Data excerpts
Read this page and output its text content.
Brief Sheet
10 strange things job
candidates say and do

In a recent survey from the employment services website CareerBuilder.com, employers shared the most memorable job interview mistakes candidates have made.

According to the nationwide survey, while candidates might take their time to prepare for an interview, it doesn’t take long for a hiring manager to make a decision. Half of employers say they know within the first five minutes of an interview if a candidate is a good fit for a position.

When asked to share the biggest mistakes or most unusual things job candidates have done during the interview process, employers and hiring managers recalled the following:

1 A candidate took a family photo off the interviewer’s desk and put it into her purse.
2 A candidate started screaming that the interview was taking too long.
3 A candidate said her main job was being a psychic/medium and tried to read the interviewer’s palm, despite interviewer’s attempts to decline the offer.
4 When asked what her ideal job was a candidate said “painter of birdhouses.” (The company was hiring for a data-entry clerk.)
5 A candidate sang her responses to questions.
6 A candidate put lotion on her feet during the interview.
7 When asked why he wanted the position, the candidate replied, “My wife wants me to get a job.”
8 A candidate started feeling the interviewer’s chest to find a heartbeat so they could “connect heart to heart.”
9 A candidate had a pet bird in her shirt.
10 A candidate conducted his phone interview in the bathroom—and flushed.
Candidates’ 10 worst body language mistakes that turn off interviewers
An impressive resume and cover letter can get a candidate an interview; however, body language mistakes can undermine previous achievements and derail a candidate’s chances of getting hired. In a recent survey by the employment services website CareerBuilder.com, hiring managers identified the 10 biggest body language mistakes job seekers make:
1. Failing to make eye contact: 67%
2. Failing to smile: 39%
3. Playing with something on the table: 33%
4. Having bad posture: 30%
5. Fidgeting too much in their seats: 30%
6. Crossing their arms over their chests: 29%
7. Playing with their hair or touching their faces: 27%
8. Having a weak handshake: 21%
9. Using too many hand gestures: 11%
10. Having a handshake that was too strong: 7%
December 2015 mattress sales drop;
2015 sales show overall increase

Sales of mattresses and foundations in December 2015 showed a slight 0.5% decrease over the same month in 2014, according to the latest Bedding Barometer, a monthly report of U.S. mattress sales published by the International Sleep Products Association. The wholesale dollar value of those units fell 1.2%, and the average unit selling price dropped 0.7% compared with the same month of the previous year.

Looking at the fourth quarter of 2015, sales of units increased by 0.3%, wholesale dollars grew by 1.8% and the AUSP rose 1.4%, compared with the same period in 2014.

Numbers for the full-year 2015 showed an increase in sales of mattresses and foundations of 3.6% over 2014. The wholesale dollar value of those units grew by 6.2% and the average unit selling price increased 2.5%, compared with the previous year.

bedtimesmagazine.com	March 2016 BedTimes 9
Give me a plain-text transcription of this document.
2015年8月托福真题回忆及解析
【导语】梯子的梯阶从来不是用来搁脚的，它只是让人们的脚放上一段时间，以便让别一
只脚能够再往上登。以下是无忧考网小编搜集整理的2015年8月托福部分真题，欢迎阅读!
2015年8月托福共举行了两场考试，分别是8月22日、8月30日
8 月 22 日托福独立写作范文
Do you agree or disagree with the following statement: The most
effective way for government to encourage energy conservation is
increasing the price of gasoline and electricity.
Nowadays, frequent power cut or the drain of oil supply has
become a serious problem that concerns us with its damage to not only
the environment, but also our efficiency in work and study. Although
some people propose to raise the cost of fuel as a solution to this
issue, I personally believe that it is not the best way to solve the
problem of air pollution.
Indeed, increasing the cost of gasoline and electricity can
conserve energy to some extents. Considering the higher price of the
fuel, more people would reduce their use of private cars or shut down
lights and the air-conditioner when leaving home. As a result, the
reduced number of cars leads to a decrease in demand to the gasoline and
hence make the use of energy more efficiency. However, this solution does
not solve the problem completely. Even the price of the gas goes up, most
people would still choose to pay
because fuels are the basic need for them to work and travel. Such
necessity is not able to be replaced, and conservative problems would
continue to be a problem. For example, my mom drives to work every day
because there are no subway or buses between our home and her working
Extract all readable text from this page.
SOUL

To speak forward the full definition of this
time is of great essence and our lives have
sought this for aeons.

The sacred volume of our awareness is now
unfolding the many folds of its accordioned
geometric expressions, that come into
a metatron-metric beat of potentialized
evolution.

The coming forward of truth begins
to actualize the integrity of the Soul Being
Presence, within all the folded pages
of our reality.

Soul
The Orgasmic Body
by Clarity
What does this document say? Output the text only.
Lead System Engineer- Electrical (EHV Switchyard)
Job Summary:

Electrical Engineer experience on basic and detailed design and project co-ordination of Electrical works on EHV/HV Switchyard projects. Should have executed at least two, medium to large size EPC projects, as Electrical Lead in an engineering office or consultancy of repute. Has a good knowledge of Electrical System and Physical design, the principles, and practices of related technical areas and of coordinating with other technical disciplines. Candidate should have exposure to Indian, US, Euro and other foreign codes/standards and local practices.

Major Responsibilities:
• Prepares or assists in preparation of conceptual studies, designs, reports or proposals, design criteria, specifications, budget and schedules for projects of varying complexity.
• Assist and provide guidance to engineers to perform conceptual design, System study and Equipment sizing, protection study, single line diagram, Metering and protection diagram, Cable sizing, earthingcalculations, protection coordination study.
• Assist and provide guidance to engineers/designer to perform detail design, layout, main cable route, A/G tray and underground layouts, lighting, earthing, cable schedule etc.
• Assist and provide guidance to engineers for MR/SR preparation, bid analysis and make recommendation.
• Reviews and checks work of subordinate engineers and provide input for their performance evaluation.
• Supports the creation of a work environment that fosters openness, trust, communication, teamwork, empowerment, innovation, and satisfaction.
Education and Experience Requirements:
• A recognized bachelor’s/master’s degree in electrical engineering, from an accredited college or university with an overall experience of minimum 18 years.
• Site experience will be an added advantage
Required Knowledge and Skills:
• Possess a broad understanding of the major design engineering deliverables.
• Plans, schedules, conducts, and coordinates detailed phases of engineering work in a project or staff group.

[TASK OBJECTIVE]:
Take the entries above and transcribe them in full.

[OUTPUT FOR THIS TASK]:
Read this page and output its text content.
Brief Sheet
10 strange things job
candidates say and do

In a recent survey from the employment services website CareerBuilder.com, employers shared the most memorable job interview mistakes candidates have made.

According to the nationwide survey, while candidates might take their time to prepare for an interview, it doesn’t take long for a hiring manager to make a decision. Half of employers say they know within the first five minutes of an interview if a candidate is a good fit for a position.

When asked to share the biggest mistakes or most unusual things job candidates have done during the interview process, employers and hiring managers recalled the following:

1 A candidate took a family photo off the interviewer’s desk and put it into her purse.
2 A candidate started screaming that the interview was taking too long.
3 A candidate said her main job was being a psychic/medium and tried to read the interviewer’s palm, despite interviewer’s attempts to decline the offer.
4 When asked what her ideal job was a candidate said “painter of birdhouses.” (The company was hiring for a data-entry clerk.)
5 A candidate sang her responses to questions.
6 A candidate put lotion on her feet during the interview.
7 When asked why he wanted the position, the candidate replied, “My wife wants me to get a job.”
8 A candidate started feeling the interviewer’s chest to find a heartbeat so they could “connect heart to heart.”
9 A candidate had a pet bird in her shirt.
10 A candidate conducted his phone interview in the bathroom—and flushed.
Candidates’ 10 worst body language mistakes that turn off interviewers
An impressive resume and cover letter can get a candidate an interview; however, body language mistakes can undermine previous achievements and derail a candidate’s chances of getting hired. In a recent survey by the employment services website CareerBuilder.com, hiring managers identified the 10 biggest body language mistakes job seekers make:
1. Failing to make eye contact: 67%
2. Failing to smile: 39%
3. Playing with something on the table: 33%
4. Having bad posture: 30%
5. Fidgeting too much in their seats: 30%
6. Crossing their arms over their chests: 29%
7. Playing with their hair or touching their faces: 27%
8. Having a weak handshake: 21%
9. Using too many hand gestures: 11%
10. Having a handshake that was too strong: 7%
December 2015 mattress sales drop;
2015 sales show overall increase

Sales of mattresses and foundations in December 2015 showed a slight 0.5% decrease over the same month in 2014, according to the latest Bedding Barometer, a monthly report of U.S. mattress sales published by the International Sleep Products Association. The wholesale dollar value of those units fell 1.2%, and the average unit selling price dropped 0.7% compared with the same month of the previous year.

Looking at the fourth quarter of 2015, sales of units increased by 0.3%, wholesale dollars grew by 1.8% and the AUSP rose 1.4%, compared with the same period in 2014.

Numbers for the full-year 2015 showed an increase in sales of mattresses and foundations of 3.6% over 2014. The wholesale dollar value of those units grew by 6.2% and the average unit selling price increased 2.5%, compared with the previous year.

bedtimesmagazine.com	March 2016 BedTimes 9
Give me a plain-text transcription of this document.
2015年8月托福真题回忆及解析
【导语】梯子的梯阶从来不是用来搁脚的，它只是让人们的脚放上一段时间，以便让别一
只脚能够再往上登。以下是无忧考网小编搜集整理的2015年8月托福部分真题，欢迎阅读!
2015年8月托福共举行了两场考试，分别是8月22日、8月30日
8 月 22 日托福独立写作范文
Do you agree or disagree with the following statement: The most
effective way for government to encourage energy conservation is
increasing the price of gasoline and electricity.
Nowadays, frequent power cut or the drain of oil supply has
become a serious problem that concerns us with its damage to not only
the environment, but also our efficiency in work and study. Although
some people propose to raise the cost of fuel as a solution to this
issue, I personally believe that it is not the best way to solve the
problem of air pollution.
Indeed, increasing the cost of gasoline and electricity can
conserve energy to some extents. Considering the higher price of the
fuel, more people would reduce their use of private cars or shut down
lights and the air-conditioner when leaving home. As a result, the
reduced number of cars leads to a decrease in demand to the gasoline and
hence make the use of energy more efficiency. However, this solution does
not solve the problem completely. Even the price of the gas goes up, most
people would still choose to pay
because fuels are the basic need for them to work and travel. Such
necessity is not able to be replaced, and conservative problems would
continue to be a problem. For example, my mom drives to work every day
because there are no subway or buses between our home and her working
Extract all readable text from this page.
SOUL

To speak forward the full definition of this
time is of great essence and our lives have
sought this for aeons.

The sacred volume of our awareness is now
unfolding the many folds of its accordioned
geometric expressions, that come into
a metatron-metric beat of potentialized
evolution.

The coming forward of truth begins
to actualize the integrity of the Soul Being
Presence, within all the folded pages
of our reality.

Soul
The Orgasmic Body
by Clarity
What does this document say? Output the text only.
Lead System Engineer- Electrical (EHV Switchyard)
Job Summary:

Electrical Engineer experience on basic and detailed design and project co-ordination of Electrical works on EHV/HV Switchyard projects. Should have executed at least two, medium to large size EPC projects, as Electrical Lead in an engineering office or consultancy of repute. Has a good knowledge of Electrical System and Physical design, the principles, and practices of related technical areas and of coordinating with other technical disciplines. Candidate should have exposure to Indian, US, Euro and other foreign codes/standards and local practices.

Major Responsibilities:
• Prepares or assists in preparation of conceptual studies, designs, reports or proposals, design criteria, specifications, budget and schedules for projects of varying complexity.
• Assist and provide guidance to engineers to perform conceptual design, System study and Equipment sizing, protection study, single line diagram, Metering and protection diagram, Cable sizing, earthingcalculations, protection coordination study.
• Assist and provide guidance to engineers/designer to perform detail design, layout, main cable route, A/G tray and underground layouts, lighting, earthing, cable schedule etc.
• Assist and provide guidance to engineers for MR/SR preparation, bid analysis and make recommendation.
• Reviews and checks work of subordinate engineers and provide input for their performance evaluation.
• Supports the creation of a work environment that fosters openness, trust, communication, teamwork, empowerment, innovation, and satisfaction.
Education and Experience Requirements:
• A recognized bachelor’s/master’s degree in electrical engineering, from an accredited college or university with an overall experience of minimum 18 years.
• Site experience will be an added advantage
Required Knowledge and Skills:
• Possess a broad understanding of the major design engineering deliverables.
• Plans, schedules, conducts, and coordinates detailed phases of engineering work in a project or staff group.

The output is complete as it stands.